*WHAT THE TASK ASKS:*
Can you write out all of the material below, word for word?

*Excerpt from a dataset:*
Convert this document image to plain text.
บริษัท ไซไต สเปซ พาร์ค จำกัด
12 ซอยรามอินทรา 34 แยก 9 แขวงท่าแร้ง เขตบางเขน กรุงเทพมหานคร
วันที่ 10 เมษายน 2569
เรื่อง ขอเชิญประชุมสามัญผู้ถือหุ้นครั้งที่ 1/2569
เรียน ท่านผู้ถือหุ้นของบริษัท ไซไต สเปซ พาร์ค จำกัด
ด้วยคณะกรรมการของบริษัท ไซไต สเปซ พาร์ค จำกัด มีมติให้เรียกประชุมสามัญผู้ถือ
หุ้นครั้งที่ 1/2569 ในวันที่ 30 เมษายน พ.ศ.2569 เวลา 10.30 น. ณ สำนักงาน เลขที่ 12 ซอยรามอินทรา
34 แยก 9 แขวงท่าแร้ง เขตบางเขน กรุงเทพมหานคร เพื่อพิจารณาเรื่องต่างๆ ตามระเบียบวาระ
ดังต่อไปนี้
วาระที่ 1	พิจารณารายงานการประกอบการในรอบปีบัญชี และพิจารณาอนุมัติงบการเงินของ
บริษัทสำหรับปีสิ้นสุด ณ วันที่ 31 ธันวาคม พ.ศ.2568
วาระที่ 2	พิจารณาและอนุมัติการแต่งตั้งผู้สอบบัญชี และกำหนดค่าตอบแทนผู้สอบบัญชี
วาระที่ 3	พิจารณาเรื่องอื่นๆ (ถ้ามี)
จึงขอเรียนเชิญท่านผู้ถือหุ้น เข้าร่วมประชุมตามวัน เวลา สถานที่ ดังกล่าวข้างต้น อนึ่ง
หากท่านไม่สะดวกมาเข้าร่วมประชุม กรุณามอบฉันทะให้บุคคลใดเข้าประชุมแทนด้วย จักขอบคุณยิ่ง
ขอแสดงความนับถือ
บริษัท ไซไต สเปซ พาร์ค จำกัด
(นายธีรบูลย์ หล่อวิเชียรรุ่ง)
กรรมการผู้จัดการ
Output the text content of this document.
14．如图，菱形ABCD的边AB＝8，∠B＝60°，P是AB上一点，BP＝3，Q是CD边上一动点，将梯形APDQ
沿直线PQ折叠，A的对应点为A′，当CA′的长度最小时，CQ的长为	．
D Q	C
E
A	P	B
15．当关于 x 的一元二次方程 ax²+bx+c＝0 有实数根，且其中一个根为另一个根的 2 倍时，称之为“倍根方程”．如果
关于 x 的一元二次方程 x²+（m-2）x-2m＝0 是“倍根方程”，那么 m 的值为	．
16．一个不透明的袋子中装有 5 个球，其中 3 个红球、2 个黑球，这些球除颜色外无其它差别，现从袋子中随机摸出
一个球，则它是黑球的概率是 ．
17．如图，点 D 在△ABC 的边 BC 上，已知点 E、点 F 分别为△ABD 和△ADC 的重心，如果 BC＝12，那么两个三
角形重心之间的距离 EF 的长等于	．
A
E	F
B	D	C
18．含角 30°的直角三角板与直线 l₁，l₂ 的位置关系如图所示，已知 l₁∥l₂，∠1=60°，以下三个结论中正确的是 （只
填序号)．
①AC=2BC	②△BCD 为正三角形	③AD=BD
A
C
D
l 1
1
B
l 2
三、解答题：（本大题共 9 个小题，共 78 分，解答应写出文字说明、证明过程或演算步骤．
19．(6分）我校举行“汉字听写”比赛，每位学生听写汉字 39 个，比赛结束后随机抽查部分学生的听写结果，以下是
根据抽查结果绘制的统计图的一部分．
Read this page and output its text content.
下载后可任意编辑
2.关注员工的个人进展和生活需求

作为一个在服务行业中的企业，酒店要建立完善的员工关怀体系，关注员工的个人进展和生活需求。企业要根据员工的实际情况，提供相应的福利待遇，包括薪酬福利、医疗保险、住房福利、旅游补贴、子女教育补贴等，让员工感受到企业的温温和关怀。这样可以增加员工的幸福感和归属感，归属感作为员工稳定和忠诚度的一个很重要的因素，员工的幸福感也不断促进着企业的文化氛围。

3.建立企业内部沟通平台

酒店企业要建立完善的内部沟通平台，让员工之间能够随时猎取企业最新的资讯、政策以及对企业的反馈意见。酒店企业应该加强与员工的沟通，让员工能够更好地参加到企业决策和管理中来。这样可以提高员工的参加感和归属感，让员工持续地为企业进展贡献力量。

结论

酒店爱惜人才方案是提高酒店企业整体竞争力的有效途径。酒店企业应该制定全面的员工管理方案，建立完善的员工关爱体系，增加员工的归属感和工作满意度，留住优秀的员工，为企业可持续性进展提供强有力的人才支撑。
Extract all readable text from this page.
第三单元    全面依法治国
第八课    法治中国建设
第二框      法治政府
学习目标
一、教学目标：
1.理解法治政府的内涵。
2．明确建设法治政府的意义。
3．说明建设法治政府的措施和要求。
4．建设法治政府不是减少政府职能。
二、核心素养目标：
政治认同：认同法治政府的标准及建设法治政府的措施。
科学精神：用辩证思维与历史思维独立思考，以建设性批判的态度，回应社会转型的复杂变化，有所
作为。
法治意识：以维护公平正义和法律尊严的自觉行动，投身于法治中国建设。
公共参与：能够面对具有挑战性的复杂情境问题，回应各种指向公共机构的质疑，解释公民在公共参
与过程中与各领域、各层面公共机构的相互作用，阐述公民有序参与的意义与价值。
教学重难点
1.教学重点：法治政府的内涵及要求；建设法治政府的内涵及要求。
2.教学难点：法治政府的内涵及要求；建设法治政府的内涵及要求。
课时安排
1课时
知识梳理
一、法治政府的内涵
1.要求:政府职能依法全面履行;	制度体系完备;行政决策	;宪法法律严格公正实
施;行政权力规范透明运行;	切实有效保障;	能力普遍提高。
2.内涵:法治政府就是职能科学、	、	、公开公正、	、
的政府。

*RIGHT ANSWER:*
Convert this document image to plain text.
บริษัท ไซไต สเปซ พาร์ค จำกัด
12 ซอยรามอินทรา 34 แยก 9 แขวงท่าแร้ง เขตบางเขน กรุงเทพมหานคร
วันที่ 10 เมษายน 2569
เรื่อง ขอเชิญประชุมสามัญผู้ถือหุ้นครั้งที่ 1/2569
เรียน ท่านผู้ถือหุ้นของบริษัท ไซไต สเปซ พาร์ค จำกัด
ด้วยคณะกรรมการของบริษัท ไซไต สเปซ พาร์ค จำกัด มีมติให้เรียกประชุมสามัญผู้ถือ
หุ้นครั้งที่ 1/2569 ในวันที่ 30 เมษายน พ.ศ.2569 เวลา 10.30 น. ณ สำนักงาน เลขที่ 12 ซอยรามอินทรา
34 แยก 9 แขวงท่าแร้ง เขตบางเขน กรุงเทพมหานคร เพื่อพิจารณาเรื่องต่างๆ ตามระเบียบวาระ
ดังต่อไปนี้
วาระที่ 1	พิจารณารายงานการประกอบการในรอบปีบัญชี และพิจารณาอนุมัติงบการเงินของ
บริษัทสำหรับปีสิ้นสุด ณ วันที่ 31 ธันวาคม พ.ศ.2568
วาระที่ 2	พิจารณาและอนุมัติการแต่งตั้งผู้สอบบัญชี และกำหนดค่าตอบแทนผู้สอบบัญชี
วาระที่ 3	พิจารณาเรื่องอื่นๆ (ถ้ามี)
จึงขอเรียนเชิญท่านผู้ถือหุ้น เข้าร่วมประชุมตามวัน เวลา สถานที่ ดังกล่าวข้างต้น อนึ่ง
หากท่านไม่สะดวกมาเข้าร่วมประชุม กรุณามอบฉันทะให้บุคคลใดเข้าประชุมแทนด้วย จักขอบคุณยิ่ง
ขอแสดงความนับถือ
บริษัท ไซไต สเปซ พาร์ค จำกัด
(นายธีรบูลย์ หล่อวิเชียรรุ่ง)
กรรมการผู้จัดการ
Output the text content of this document.
14．如图，菱形ABCD的边AB＝8，∠B＝60°，P是AB上一点，BP＝3，Q是CD边上一动点，将梯形APDQ
沿直线PQ折叠，A的对应点为A′，当CA′的长度最小时，CQ的长为	．
D Q	C
E
A	P	B
15．当关于 x 的一元二次方程 ax²+bx+c＝0 有实数根，且其中一个根为另一个根的 2 倍时，称之为“倍根方程”．如果
关于 x 的一元二次方程 x²+（m-2）x-2m＝0 是“倍根方程”，那么 m 的值为	．
16．一个不透明的袋子中装有 5 个球，其中 3 个红球、2 个黑球，这些球除颜色外无其它差别，现从袋子中随机摸出
一个球，则它是黑球的概率是 ．
17．如图，点 D 在△ABC 的边 BC 上，已知点 E、点 F 分别为△ABD 和△ADC 的重心，如果 BC＝12，那么两个三
角形重心之间的距离 EF 的长等于	．
A
E	F
B	D	C
18．含角 30°的直角三角板与直线 l₁，l₂ 的位置关系如图所示，已知 l₁∥l₂，∠1=60°，以下三个结论中正确的是 （只
填序号)．
①AC=2BC	②△BCD 为正三角形	③AD=BD
A
C
D
l 1
1
B
l 2
三、解答题：（本大题共 9 个小题，共 78 分，解答应写出文字说明、证明过程或演算步骤．
19．(6分）我校举行“汉字听写”比赛，每位学生听写汉字 39 个，比赛结束后随机抽查部分学生的听写结果，以下是
根据抽查结果绘制的统计图的一部分．
Read this page and output its text content.
下载后可任意编辑
2.关注员工的个人进展和生活需求

作为一个在服务行业中的企业，酒店要建立完善的员工关怀体系，关注员工的个人进展和生活需求。企业要根据员工的实际情况，提供相应的福利待遇，包括薪酬福利、医疗保险、住房福利、旅游补贴、子女教育补贴等，让员工感受到企业的温温和关怀。这样可以增加员工的幸福感和归属感，归属感作为员工稳定和忠诚度的一个很重要的因素，员工的幸福感也不断促进着企业的文化氛围。

3.建立企业内部沟通平台

酒店企业要建立完善的内部沟通平台，让员工之间能够随时猎取企业最新的资讯、政策以及对企业的反馈意见。酒店企业应该加强与员工的沟通，让员工能够更好地参加到企业决策和管理中来。这样可以提高员工的参加感和归属感，让员工持续地为企业进展贡献力量。

结论

酒店爱惜人才方案是提高酒店企业整体竞争力的有效途径。酒店企业应该制定全面的员工管理方案，建立完善的员工关爱体系，增加员工的归属感和工作满意度，留住优秀的员工，为企业可持续性进展提供强有力的人才支撑。
Extract all readable text from this page.
第三单元    全面依法治国
第八课    法治中国建设
第二框      法治政府
学习目标
一、教学目标：
1.理解法治政府的内涵。
2．明确建设法治政府的意义。
3．说明建设法治政府的措施和要求。
4．建设法治政府不是减少政府职能。
二、核心素养目标：
政治认同：认同法治政府的标准及建设法治政府的措施。
科学精神：用辩证思维与历史思维独立思考，以建设性批判的态度，回应社会转型的复杂变化，有所
作为。
法治意识：以维护公平正义和法律尊严的自觉行动，投身于法治中国建设。
公共参与：能够面对具有挑战性的复杂情境问题，回应各种指向公共机构的质疑，解释公民在公共参
与过程中与各领域、各层面公共机构的相互作用，阐述公民有序参与的意义与价值。
教学重难点
1.教学重点：法治政府的内涵及要求；建设法治政府的内涵及要求。
2.教学难点：法治政府的内涵及要求；建设法治政府的内涵及要求。
课时安排
1课时
知识梳理
一、法治政府的内涵
1.要求:政府职能依法全面履行;	制度体系完备;行政决策	;宪法法律严格公正实
施;行政权力规范透明运行;	切实有效保障;	能力普遍提高。
2.内涵:法治政府就是职能科学、	、	、公开公正、	、
的政府。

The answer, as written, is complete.